Pull out every line with the word "data" from the entries below.

- Extracted entries -
start

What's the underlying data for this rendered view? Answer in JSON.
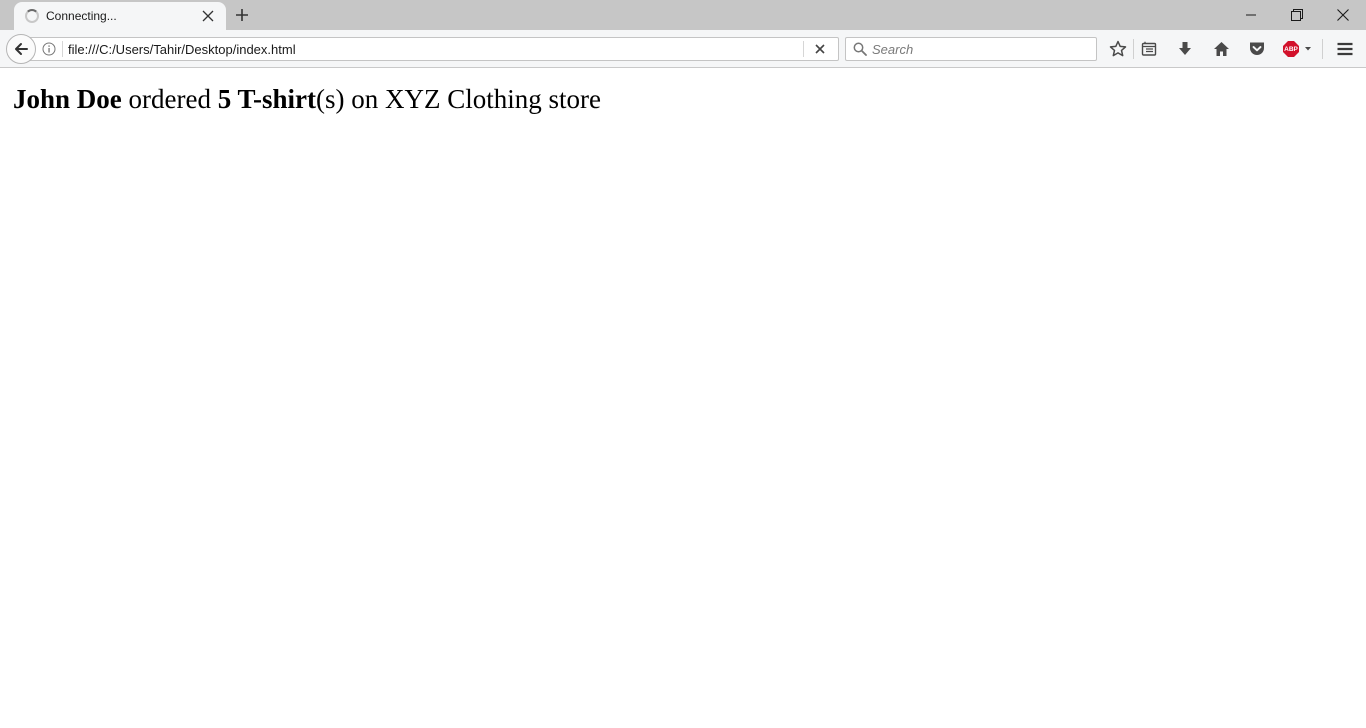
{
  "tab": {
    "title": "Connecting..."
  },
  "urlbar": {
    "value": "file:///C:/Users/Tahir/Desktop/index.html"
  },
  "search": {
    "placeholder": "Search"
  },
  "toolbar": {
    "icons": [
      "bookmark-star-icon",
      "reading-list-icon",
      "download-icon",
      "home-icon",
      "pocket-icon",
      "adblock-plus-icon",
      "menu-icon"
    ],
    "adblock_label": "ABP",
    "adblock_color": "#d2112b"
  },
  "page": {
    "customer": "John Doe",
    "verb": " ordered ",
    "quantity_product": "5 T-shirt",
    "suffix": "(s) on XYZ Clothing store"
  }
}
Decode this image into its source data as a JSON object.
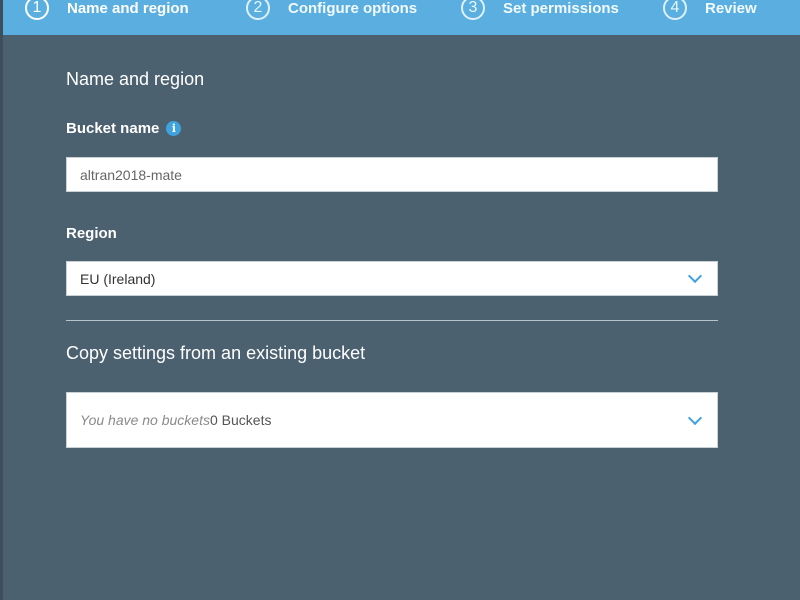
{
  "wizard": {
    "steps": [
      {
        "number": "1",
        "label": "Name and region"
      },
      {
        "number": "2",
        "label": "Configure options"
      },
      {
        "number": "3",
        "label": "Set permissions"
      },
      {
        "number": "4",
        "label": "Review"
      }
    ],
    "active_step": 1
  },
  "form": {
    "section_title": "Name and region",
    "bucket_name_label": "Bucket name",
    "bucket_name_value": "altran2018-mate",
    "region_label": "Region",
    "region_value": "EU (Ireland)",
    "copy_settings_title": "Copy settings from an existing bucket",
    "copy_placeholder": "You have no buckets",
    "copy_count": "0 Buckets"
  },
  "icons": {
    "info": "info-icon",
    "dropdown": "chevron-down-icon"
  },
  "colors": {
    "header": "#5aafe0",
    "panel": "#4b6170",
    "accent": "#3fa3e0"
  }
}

end

- Output -
What's the underlying data for this rendered view? Answer in JSON.
Decode this image into its source data as a JSON object.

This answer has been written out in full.